What you have to do -> Can you convert every line of the items below into a JSON list of strings, with one string per line and blank lines left out?
++++ Input for this task
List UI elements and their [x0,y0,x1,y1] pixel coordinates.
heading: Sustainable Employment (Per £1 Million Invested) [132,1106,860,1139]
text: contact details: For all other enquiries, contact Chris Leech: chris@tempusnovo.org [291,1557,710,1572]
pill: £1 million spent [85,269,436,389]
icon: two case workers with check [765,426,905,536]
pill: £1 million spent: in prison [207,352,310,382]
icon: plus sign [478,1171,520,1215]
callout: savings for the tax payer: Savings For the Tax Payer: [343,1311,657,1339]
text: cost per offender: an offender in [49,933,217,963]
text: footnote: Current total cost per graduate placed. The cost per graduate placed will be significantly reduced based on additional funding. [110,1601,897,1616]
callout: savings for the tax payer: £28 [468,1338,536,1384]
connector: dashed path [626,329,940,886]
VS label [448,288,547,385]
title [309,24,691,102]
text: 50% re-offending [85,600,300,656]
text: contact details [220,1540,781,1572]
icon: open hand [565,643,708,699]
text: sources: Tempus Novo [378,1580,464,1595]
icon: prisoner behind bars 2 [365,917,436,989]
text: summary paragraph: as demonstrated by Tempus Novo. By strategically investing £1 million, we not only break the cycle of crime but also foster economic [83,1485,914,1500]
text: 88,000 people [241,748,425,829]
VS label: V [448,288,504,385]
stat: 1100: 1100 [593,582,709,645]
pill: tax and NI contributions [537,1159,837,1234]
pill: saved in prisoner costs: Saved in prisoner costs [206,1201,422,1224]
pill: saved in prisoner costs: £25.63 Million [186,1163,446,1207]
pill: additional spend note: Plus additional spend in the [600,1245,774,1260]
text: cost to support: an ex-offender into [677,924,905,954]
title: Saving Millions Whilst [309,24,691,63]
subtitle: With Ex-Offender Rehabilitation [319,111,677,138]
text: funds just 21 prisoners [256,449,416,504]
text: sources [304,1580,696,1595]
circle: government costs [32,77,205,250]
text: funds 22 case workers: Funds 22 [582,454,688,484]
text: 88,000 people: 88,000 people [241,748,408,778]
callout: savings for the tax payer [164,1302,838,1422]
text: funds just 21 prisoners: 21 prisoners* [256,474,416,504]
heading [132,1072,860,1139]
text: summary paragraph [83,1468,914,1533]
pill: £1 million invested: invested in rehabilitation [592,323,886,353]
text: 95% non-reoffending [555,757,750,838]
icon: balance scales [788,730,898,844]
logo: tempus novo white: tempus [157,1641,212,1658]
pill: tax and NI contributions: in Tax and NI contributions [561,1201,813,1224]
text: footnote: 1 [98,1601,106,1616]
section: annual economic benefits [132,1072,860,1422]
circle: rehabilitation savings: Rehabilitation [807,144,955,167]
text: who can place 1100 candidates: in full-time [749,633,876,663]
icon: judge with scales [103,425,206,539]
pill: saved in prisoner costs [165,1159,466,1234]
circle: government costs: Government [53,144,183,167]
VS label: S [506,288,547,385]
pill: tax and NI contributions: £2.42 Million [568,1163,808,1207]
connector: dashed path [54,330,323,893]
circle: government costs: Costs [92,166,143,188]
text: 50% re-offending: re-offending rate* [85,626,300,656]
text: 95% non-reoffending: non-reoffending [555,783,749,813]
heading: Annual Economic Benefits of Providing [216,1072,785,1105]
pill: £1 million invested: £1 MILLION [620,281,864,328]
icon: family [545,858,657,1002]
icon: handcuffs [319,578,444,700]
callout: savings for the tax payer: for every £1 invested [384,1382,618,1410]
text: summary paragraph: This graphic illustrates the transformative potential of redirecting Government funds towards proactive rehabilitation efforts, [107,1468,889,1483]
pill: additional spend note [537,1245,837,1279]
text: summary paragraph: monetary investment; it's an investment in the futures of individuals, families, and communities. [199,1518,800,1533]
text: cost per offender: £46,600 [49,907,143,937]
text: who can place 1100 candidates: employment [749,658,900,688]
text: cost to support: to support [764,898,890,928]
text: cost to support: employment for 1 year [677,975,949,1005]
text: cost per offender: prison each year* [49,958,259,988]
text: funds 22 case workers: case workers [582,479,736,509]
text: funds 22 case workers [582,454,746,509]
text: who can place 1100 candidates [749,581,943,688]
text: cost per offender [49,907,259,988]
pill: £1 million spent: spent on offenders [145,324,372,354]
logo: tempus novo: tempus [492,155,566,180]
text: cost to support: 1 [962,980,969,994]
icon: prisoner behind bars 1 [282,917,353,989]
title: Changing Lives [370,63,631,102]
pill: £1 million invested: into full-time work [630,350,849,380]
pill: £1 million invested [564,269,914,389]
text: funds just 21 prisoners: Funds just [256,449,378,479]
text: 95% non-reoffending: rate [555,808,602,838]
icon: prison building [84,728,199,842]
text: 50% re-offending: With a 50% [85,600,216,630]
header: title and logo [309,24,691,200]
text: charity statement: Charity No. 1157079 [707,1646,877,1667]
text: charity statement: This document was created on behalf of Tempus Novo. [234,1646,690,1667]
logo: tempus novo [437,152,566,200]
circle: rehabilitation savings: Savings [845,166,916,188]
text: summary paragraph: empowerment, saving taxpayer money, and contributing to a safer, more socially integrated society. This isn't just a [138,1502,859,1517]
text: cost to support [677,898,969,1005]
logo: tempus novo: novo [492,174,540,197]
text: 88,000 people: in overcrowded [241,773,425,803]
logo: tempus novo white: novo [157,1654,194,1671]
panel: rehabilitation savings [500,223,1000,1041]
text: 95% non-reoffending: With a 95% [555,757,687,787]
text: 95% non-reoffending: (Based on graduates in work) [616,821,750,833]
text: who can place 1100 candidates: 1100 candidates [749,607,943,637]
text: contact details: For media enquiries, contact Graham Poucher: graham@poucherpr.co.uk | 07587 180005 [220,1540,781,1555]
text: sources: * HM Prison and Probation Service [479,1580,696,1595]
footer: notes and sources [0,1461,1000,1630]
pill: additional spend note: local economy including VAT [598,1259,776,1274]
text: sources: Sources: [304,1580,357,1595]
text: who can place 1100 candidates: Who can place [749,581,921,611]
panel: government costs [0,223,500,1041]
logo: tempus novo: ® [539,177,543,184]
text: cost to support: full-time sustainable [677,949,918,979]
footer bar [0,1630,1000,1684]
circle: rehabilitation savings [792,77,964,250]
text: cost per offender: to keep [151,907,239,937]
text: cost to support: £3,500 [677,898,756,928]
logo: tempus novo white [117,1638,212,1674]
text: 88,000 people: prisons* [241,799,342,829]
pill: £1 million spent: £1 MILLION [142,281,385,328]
++++++++
Result of this exercise ->
[
  "List UI elements and their [x0,y0,x1,y1] pixel coordinates.",
  "heading: Sustainable Employment (Per £1 Million Invested) [132,1106,860,1139]",
  "text: contact details: For all other enquiries, contact Chris Leech: chris@tempusnovo.org [291,1557,710,1572]",
  "pill: £1 million spent [85,269,436,389]",
  "icon: two case workers with check [765,426,905,536]",
  "pill: £1 million spent: in prison [207,352,310,382]",
  "icon: plus sign [478,1171,520,1215]",
  "callout: savings for the tax payer: Savings For the Tax Payer: [343,1311,657,1339]",
  "text: cost per offender: an offender in [49,933,217,963]",
  "text: footnote: Current total cost per graduate placed. The cost per graduate placed will be significantly reduced based on additional funding. [110,1601,897,1616]",
  "callout: savings for the tax payer: £28 [468,1338,536,1384]",
  "connector: dashed path [626,329,940,886]",
  "VS label [448,288,547,385]",
  "title [309,24,691,102]",
  "text: 50% re-offending [85,600,300,656]",
  "text: contact details [220,1540,781,1572]",
  "icon: open hand [565,643,708,699]",
  "text: sources: Tempus Novo [378,1580,464,1595]",
  "icon: prisoner behind bars 2 [365,917,436,989]",
  "text: summary paragraph: as demonstrated by Tempus Novo. By strategically investing £1 million, we not only break the cycle of crime but also foster economic [83,1485,914,1500]",
  "text: 88,000 people [241,748,425,829]",
  "VS label: V [448,288,504,385]",
  "stat: 1100: 1100 [593,582,709,645]",
  "pill: tax and NI contributions [537,1159,837,1234]",
  "pill: saved in prisoner costs: Saved in prisoner costs [206,1201,422,1224]",
  "pill: saved in prisoner costs: £25.63 Million [186,1163,446,1207]",
  "pill: additional spend note: Plus additional spend in the [600,1245,774,1260]",
  "text: cost to support: an ex-offender into [677,924,905,954]",
  "title: Saving Millions Whilst [309,24,691,63]",
  "subtitle: With Ex-Offender Rehabilitation [319,111,677,138]",
  "text: funds just 21 prisoners [256,449,416,504]",
  "text: sources [304,1580,696,1595]",
  "circle: government costs [32,77,205,250]",
  "text: funds 22 case workers: Funds 22 [582,454,688,484]",
  "text: 88,000 people: 88,000 people [241,748,408,778]",
  "callout: savings for the tax payer [164,1302,838,1422]",
  "text: funds just 21 prisoners: 21 prisoners* [256,474,416,504]",
  "heading [132,1072,860,1139]",
  "text: summary paragraph [83,1468,914,1533]",
  "pill: £1 million invested: invested in rehabilitation [592,323,886,353]",
  "text: 95% non-reoffending [555,757,750,838]",
  "icon: balance scales [788,730,898,844]",
  "logo: tempus novo white: tempus [157,1641,212,1658]",
  "pill: tax and NI contributions: in Tax and NI contributions [561,1201,813,1224]",
  "text: footnote: 1 [98,1601,106,1616]",
  "section: annual economic benefits [132,1072,860,1422]",
  "circle: rehabilitation savings: Rehabilitation [807,144,955,167]",
  "text: who can place 1100 candidates: in full-time [749,633,876,663]",
  "icon: judge with scales [103,425,206,539]",
  "pill: saved in prisoner costs [165,1159,466,1234]",
  "circle: government costs: Government [53,144,183,167]",
  "VS label: S [506,288,547,385]",
  "pill: tax and NI contributions: £2.42 Million [568,1163,808,1207]",
  "connector: dashed path [54,330,323,893]",
  "circle: government costs: Costs [92,166,143,188]",
  "text: 50% re-offending: re-offending rate* [85,626,300,656]",
  "text: 95% non-reoffending: non-reoffending [555,783,749,813]",
  "heading: Annual Economic Benefits of Providing [216,1072,785,1105]",
  "pill: £1 million invested: £1 MILLION [620,281,864,328]",
  "icon: family [545,858,657,1002]",
  "icon: handcuffs [319,578,444,700]",
  "callout: savings for the tax payer: for every £1 invested [384,1382,618,1410]",
  "text: summary paragraph: This graphic illustrates the transformative potential of redirecting Government funds towards proactive rehabilitation efforts, [107,1468,889,1483]",
  "pill: additional spend note [537,1245,837,1279]",
  "text: summary paragraph: monetary investment; it's an investment in the futures of individuals, families, and communities. [199,1518,800,1533]",
  "text: cost per offender: £46,600 [49,907,143,937]",
  "text: who can place 1100 candidates: employment [749,658,900,688]",
  "text: cost to support: to support [764,898,890,928]",
  "text: cost to support: employment for 1 year [677,975,949,1005]",
  "text: cost per offender: prison each year* [49,958,259,988]",
  "text: funds 22 case workers: case workers [582,479,736,509]",
  "text: funds 22 case workers [582,454,746,509]",
  "text: who can place 1100 candidates [749,581,943,688]",
  "text: cost per offender [49,907,259,988]",
  "pill: £1 million spent: spent on offenders [145,324,372,354]",
  "logo: tempus novo: tempus [492,155,566,180]",
  "text: cost to support: 1 [962,980,969,994]",
  "icon: prisoner behind bars 1 [282,917,353,989]",
  "title: Changing Lives [370,63,631,102]",
  "pill: £1 million invested: into full-time work [630,350,849,380]",
  "pill: £1 million invested [564,269,914,389]",
  "text: funds just 21 prisoners: Funds just [256,449,378,479]",
  "text: 95% non-reoffending: rate [555,808,602,838]",
  "icon: prison building [84,728,199,842]",
  "text: 50% re-offending: With a 50% [85,600,216,630]",
  "header: title and logo [309,24,691,200]",
  "text: charity statement: Charity No. 1157079 [707,1646,877,1667]",
  "text: charity statement: This document was created on behalf of Tempus Novo. [234,1646,690,1667]",
  "logo: tempus novo [437,152,566,200]",
  "circle: rehabilitation savings: Savings [845,166,916,188]",
  "text: summary paragraph: empowerment, saving taxpayer money, and contributing to a safer, more socially integrated society. This isn't just a [138,1502,859,1517]",
  "text: cost to support [677,898,969,1005]",
  "logo: tempus novo: novo [492,174,540,197]",
  "text: 88,000 people: in overcrowded [241,773,425,803]",
  "logo: tempus novo white: novo [157,1654,194,1671]",
  "panel: rehabilitation savings [500,223,1000,1041]",
  "text: 95% non-reoffending: With a 95% [555,757,687,787]",
  "text: 95% non-reoffending: (Based on graduates in work) [616,821,750,833]",
  "text: who can place 1100 candidates: 1100 candidates [749,607,943,637]",
  "text: contact details: For media enquiries, contact Graham Poucher: graham@poucherpr.co.uk | 07587 180005 [220,1540,781,1555]",
  "text: sources: * HM Prison and Probation Service [479,1580,696,1595]",
  "footer: notes and sources [0,1461,1000,1630]",
  "pill: additional spend note: local economy including VAT [598,1259,776,1274]",
  "text: sources: Sources: [304,1580,357,1595]",
  "text: who can place 1100 candidates: Who can place [749,581,921,611]",
  "panel: government costs [0,223,500,1041]",
  "logo: tempus novo: ® [539,177,543,184]",
  "text: cost to support: full-time sustainable [677,949,918,979]",
  "footer bar [0,1630,1000,1684]",
  "circle: rehabilitation savings [792,77,964,250]",
  "text: cost per offender: to keep [151,907,239,937]",
  "text: cost to support: £3,500 [677,898,756,928]",
  "logo: tempus novo white [117,1638,212,1674]",
  "text: 88,000 people: prisons* [241,799,342,829]",
  "pill: £1 million spent: £1 MILLION [142,281,385,328]"
]